- _Aim of the exercise_: Copy every entry precisely.

- _Provided material_:
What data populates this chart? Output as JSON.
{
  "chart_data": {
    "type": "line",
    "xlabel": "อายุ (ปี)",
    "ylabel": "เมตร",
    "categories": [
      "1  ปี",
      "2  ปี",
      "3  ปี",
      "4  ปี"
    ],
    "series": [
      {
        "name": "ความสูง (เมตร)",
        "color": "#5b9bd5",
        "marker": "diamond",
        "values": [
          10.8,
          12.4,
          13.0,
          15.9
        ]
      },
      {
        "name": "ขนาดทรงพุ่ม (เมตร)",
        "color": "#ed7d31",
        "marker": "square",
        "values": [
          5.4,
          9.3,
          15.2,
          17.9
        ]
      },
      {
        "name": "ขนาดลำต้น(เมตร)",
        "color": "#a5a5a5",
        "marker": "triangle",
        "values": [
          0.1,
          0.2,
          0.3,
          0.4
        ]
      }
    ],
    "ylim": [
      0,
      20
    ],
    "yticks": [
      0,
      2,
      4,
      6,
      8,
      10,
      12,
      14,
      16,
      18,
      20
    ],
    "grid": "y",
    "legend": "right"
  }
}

- _Completed task_:
What data populates this chart? Output as JSON.
{
  "chart_data": {
    "type": "line",
    "xlabel": "อายุ (ปี)",
    "ylabel": "เมตร",
    "categories": [
      "1  ปี",
      "2  ปี",
      "3  ปี",
      "4  ปี"
    ],
    "series": [
      {
        "name": "ความสูง (เมตร)",
        "color": "#5b9bd5",
        "marker": "diamond",
        "values": [
          10.8,
          12.4,
          13.0,
          15.9
        ]
      },
      {
        "name": "ขนาดทรงพุ่ม (เมตร)",
        "color": "#ed7d31",
        "marker": "square",
        "values": [
          5.4,
          9.3,
          15.2,
          17.9
        ]
      },
      {
        "name": "ขนาดลำต้น(เมตร)",
        "color": "#a5a5a5",
        "marker": "triangle",
        "values": [
          0.1,
          0.2,
          0.3,
          0.4
        ]
      }
    ],
    "ylim": [
      0,
      20
    ],
    "yticks": [
      0,
      2,
      4,
      6,
      8,
      10,
      12,
      14,
      16,
      18,
      20
    ],
    "grid": "y",
    "legend": "right"
  }
}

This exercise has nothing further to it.